<<<<

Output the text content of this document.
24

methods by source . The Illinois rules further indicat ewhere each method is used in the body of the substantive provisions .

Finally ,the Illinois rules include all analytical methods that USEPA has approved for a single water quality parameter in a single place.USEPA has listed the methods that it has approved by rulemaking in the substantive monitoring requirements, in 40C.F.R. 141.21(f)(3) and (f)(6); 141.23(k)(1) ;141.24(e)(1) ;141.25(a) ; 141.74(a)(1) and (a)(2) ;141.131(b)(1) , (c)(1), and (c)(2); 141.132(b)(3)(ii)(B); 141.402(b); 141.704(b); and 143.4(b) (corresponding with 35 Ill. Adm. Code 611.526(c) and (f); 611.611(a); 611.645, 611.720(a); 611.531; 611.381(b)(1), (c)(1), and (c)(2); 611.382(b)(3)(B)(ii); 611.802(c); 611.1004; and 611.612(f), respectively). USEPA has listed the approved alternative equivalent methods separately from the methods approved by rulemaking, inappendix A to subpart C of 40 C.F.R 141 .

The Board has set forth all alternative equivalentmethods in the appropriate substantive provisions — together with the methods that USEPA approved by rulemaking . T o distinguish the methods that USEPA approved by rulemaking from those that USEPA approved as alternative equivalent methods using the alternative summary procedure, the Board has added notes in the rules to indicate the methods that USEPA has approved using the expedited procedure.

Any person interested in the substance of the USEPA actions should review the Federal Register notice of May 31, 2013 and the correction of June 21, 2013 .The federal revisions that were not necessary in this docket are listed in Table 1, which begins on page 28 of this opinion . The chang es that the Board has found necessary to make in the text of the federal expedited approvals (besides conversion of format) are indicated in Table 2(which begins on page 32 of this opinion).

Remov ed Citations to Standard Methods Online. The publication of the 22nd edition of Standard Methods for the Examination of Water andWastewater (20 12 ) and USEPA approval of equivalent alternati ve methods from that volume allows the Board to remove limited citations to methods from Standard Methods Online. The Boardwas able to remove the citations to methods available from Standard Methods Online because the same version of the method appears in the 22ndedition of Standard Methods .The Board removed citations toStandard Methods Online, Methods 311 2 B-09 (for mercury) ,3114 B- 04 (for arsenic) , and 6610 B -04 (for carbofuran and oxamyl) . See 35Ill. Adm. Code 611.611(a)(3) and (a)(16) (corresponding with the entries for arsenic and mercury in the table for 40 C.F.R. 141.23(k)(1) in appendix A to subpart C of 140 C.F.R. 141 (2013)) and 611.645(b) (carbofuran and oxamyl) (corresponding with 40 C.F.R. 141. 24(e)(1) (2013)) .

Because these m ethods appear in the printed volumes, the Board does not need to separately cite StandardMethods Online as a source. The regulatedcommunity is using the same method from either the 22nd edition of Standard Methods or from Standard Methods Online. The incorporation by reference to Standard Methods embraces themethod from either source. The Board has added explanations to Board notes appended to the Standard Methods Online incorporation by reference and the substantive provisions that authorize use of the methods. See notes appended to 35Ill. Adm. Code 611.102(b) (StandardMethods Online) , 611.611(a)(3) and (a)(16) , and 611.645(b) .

>>>>

*Written instruction*.
Extract the full set of entries word for word.

*Final result*.
Output the text content of this document.
24

methods by source . The Illinois rules further indicat ewhere each method is used in the body of the substantive provisions .

Finally ,the Illinois rules include all analytical methods that USEPA has approved for a single water quality parameter in a single place.USEPA has listed the methods that it has approved by rulemaking in the substantive monitoring requirements, in 40C.F.R. 141.21(f)(3) and (f)(6); 141.23(k)(1) ;141.24(e)(1) ;141.25(a) ; 141.74(a)(1) and (a)(2) ;141.131(b)(1) , (c)(1), and (c)(2); 141.132(b)(3)(ii)(B); 141.402(b); 141.704(b); and 143.4(b) (corresponding with 35 Ill. Adm. Code 611.526(c) and (f); 611.611(a); 611.645, 611.720(a); 611.531; 611.381(b)(1), (c)(1), and (c)(2); 611.382(b)(3)(B)(ii); 611.802(c); 611.1004; and 611.612(f), respectively). USEPA has listed the approved alternative equivalent methods separately from the methods approved by rulemaking, inappendix A to subpart C of 40 C.F.R 141 .

The Board has set forth all alternative equivalentmethods in the appropriate substantive provisions — together with the methods that USEPA approved by rulemaking . T o distinguish the methods that USEPA approved by rulemaking from those that USEPA approved as alternative equivalent methods using the alternative summary procedure, the Board has added notes in the rules to indicate the methods that USEPA has approved using the expedited procedure.

Any person interested in the substance of the USEPA actions should review the Federal Register notice of May 31, 2013 and the correction of June 21, 2013 .The federal revisions that were not necessary in this docket are listed in Table 1, which begins on page 28 of this opinion . The chang es that the Board has found necessary to make in the text of the federal expedited approvals (besides conversion of format) are indicated in Table 2(which begins on page 32 of this opinion).

Remov ed Citations to Standard Methods Online. The publication of the 22nd edition of Standard Methods for the Examination of Water andWastewater (20 12 ) and USEPA approval of equivalent alternati ve methods from that volume allows the Board to remove limited citations to methods from Standard Methods Online. The Boardwas able to remove the citations to methods available from Standard Methods Online because the same version of the method appears in the 22ndedition of Standard Methods .The Board removed citations toStandard Methods Online, Methods 311 2 B-09 (for mercury) ,3114 B- 04 (for arsenic) , and 6610 B -04 (for carbofuran and oxamyl) . See 35Ill. Adm. Code 611.611(a)(3) and (a)(16) (corresponding with the entries for arsenic and mercury in the table for 40 C.F.R. 141.23(k)(1) in appendix A to subpart C of 140 C.F.R. 141 (2013)) and 611.645(b) (carbofuran and oxamyl) (corresponding with 40 C.F.R. 141. 24(e)(1) (2013)) .

Because these m ethods appear in the printed volumes, the Board does not need to separately cite StandardMethods Online as a source. The regulatedcommunity is using the same method from either the 22nd edition of Standard Methods or from Standard Methods Online. The incorporation by reference to Standard Methods embraces themethod from either source. The Board has added explanations to Board notes appended to the Standard Methods Online incorporation by reference and the substantive provisions that authorize use of the methods. See notes appended to 35Ill. Adm. Code 611.102(b) (StandardMethods Online) , 611.611(a)(3) and (a)(16) , and 611.645(b) .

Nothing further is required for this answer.